**Provided records:**
<<<<

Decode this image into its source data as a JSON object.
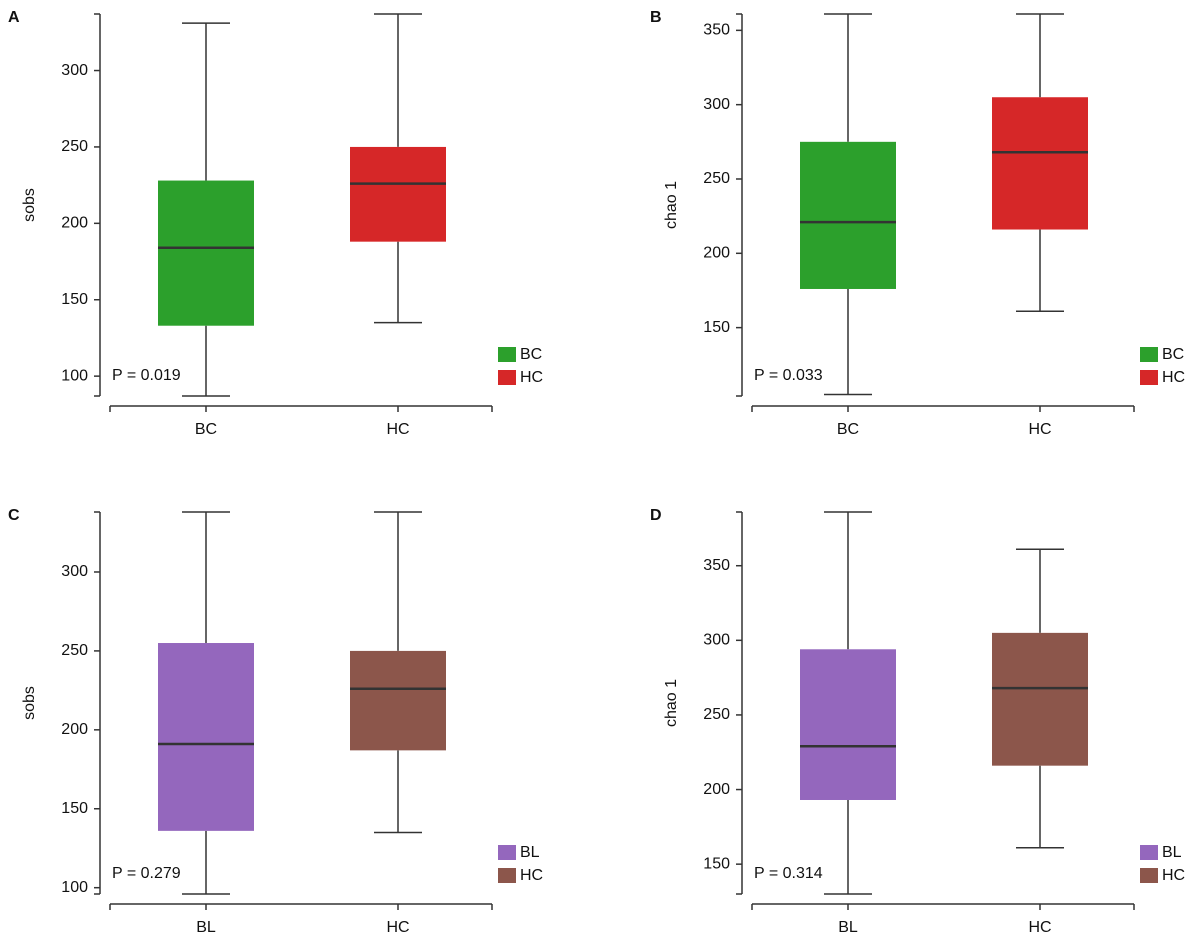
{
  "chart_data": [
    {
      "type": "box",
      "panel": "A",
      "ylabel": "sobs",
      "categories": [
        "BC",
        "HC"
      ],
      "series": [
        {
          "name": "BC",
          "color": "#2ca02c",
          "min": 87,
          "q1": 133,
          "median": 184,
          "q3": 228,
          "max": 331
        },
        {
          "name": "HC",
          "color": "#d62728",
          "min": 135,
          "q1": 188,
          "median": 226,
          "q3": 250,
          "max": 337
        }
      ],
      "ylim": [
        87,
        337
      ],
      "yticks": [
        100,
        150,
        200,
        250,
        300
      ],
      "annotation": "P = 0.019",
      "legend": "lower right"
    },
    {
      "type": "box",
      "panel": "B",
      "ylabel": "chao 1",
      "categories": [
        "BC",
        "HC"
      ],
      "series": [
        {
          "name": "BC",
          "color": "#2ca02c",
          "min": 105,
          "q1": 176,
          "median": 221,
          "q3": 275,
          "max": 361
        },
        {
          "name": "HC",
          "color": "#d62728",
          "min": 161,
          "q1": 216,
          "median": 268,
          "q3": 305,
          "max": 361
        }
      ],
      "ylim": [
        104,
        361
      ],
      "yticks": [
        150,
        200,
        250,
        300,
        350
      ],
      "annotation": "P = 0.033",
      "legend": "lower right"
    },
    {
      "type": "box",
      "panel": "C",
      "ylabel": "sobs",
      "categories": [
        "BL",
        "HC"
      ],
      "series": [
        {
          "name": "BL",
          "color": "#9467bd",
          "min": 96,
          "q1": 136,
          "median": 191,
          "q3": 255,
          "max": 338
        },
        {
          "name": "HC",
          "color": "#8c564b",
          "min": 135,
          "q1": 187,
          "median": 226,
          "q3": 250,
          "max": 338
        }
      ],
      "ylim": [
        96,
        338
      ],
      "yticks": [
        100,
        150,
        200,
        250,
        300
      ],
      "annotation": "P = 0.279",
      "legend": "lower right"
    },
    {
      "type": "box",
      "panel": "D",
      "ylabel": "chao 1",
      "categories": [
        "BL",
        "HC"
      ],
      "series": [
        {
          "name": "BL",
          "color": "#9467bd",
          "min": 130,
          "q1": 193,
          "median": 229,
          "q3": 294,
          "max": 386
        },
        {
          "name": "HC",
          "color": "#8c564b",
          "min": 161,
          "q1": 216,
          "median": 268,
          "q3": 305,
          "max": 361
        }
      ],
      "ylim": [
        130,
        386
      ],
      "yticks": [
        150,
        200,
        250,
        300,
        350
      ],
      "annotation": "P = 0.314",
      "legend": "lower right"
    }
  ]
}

>>>>

**Task details:**
Report each line in the preceding entries that holds the string "annotation".

**Response to this exercise:**
      "annotation": "P = 0.019",
      "annotation": "P = 0.033",
      "annotation": "P = 0.279",
      "annotation": "P = 0.314",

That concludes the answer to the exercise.